Objective: Wherever the word "Dérivative" appears in a line, extract that line.

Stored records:
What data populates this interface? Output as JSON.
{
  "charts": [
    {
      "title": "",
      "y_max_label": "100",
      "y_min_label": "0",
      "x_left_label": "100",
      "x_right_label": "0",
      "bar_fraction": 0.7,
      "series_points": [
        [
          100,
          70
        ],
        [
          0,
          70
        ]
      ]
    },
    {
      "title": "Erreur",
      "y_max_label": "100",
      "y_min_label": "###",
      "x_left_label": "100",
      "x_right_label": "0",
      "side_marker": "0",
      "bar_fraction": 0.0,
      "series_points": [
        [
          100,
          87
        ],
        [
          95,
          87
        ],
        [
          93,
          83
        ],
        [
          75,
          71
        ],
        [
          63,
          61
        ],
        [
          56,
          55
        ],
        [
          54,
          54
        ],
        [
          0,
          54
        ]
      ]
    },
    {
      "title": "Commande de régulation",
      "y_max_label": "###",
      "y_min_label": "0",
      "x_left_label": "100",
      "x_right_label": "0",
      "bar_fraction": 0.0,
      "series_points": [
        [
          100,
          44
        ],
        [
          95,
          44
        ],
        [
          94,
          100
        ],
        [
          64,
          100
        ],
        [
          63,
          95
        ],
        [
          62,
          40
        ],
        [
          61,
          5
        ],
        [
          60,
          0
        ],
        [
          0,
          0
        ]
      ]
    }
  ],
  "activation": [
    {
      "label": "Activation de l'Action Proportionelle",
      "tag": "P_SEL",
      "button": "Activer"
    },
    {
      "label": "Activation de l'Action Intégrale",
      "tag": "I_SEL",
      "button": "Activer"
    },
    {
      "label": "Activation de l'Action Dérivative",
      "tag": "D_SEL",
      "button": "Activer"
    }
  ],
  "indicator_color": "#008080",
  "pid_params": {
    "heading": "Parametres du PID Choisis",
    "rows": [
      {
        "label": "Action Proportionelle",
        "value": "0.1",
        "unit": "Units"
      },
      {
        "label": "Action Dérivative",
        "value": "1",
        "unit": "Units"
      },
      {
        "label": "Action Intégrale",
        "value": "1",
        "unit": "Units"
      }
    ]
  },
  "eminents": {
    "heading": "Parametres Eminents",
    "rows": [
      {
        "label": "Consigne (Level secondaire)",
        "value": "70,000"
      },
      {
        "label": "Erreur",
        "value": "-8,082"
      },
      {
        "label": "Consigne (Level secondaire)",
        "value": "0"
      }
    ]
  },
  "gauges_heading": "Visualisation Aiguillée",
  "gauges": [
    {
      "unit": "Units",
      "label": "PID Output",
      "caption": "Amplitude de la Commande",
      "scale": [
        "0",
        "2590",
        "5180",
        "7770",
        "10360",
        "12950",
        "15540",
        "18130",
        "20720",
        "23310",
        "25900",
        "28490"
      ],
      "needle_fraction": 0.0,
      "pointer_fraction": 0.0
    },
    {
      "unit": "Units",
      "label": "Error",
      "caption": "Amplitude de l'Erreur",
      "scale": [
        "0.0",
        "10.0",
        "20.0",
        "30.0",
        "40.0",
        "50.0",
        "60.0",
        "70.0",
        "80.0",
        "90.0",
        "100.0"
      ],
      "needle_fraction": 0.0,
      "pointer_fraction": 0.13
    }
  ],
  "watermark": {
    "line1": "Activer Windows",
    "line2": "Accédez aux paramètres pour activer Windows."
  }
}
...
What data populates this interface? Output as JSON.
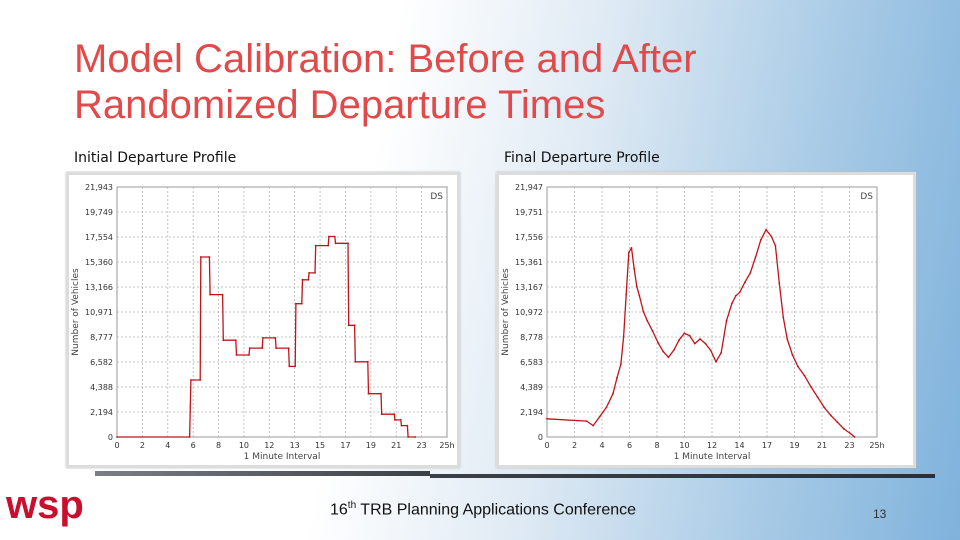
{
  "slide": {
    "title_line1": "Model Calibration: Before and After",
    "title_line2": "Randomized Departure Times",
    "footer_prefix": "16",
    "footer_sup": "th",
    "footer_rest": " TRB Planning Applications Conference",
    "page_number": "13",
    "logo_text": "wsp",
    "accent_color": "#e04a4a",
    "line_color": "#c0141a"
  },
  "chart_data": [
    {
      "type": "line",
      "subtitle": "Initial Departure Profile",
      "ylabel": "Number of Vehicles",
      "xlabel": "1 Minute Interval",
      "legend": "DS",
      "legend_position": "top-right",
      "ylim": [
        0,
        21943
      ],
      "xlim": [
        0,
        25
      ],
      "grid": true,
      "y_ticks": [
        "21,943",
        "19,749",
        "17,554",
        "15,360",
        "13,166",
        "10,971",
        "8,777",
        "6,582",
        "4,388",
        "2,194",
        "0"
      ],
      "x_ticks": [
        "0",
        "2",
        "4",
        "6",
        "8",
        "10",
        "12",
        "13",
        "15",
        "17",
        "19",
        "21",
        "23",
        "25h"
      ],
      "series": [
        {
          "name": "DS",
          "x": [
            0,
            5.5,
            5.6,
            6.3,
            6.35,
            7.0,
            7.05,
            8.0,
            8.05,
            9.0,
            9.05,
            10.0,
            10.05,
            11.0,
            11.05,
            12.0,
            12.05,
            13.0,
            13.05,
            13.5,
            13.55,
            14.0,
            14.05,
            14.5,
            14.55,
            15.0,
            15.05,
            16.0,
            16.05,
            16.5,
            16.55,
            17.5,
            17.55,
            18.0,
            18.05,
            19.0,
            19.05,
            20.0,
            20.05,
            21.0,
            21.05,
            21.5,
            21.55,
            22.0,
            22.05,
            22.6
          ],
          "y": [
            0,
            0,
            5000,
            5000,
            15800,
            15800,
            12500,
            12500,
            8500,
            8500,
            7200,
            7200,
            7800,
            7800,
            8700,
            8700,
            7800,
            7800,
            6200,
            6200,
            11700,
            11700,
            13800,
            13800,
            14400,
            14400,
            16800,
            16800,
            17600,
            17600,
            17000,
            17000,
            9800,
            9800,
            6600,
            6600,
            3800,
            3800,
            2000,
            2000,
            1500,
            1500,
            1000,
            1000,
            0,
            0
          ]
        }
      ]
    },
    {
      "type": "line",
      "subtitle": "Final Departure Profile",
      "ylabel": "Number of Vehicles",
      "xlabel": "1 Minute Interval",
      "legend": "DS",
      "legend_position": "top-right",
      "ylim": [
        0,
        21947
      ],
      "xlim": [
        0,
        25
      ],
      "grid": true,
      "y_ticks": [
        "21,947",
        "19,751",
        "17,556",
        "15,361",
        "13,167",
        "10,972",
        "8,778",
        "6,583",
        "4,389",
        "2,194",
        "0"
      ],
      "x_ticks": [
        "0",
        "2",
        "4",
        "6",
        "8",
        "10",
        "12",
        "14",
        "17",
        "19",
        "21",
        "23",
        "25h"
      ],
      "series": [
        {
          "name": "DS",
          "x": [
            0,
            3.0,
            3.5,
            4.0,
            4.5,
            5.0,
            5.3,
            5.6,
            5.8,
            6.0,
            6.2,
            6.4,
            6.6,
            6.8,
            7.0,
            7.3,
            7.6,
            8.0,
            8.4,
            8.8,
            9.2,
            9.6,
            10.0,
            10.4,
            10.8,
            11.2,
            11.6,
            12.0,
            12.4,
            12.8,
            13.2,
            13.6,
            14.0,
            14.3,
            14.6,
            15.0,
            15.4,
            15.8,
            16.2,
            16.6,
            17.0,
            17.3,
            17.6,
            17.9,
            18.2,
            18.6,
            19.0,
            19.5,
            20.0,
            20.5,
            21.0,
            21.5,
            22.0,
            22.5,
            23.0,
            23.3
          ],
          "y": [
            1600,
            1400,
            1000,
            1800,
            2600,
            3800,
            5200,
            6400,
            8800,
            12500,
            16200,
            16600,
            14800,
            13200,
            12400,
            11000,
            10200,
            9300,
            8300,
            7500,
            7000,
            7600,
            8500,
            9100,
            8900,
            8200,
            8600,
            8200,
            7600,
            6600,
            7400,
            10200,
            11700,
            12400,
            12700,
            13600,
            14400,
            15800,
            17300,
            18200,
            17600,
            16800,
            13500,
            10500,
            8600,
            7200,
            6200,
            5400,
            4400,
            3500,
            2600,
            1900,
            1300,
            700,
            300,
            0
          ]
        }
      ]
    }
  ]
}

Task output:
      "label": "Activation de l'Action Dérivative",
        "label": "Action Dérivative",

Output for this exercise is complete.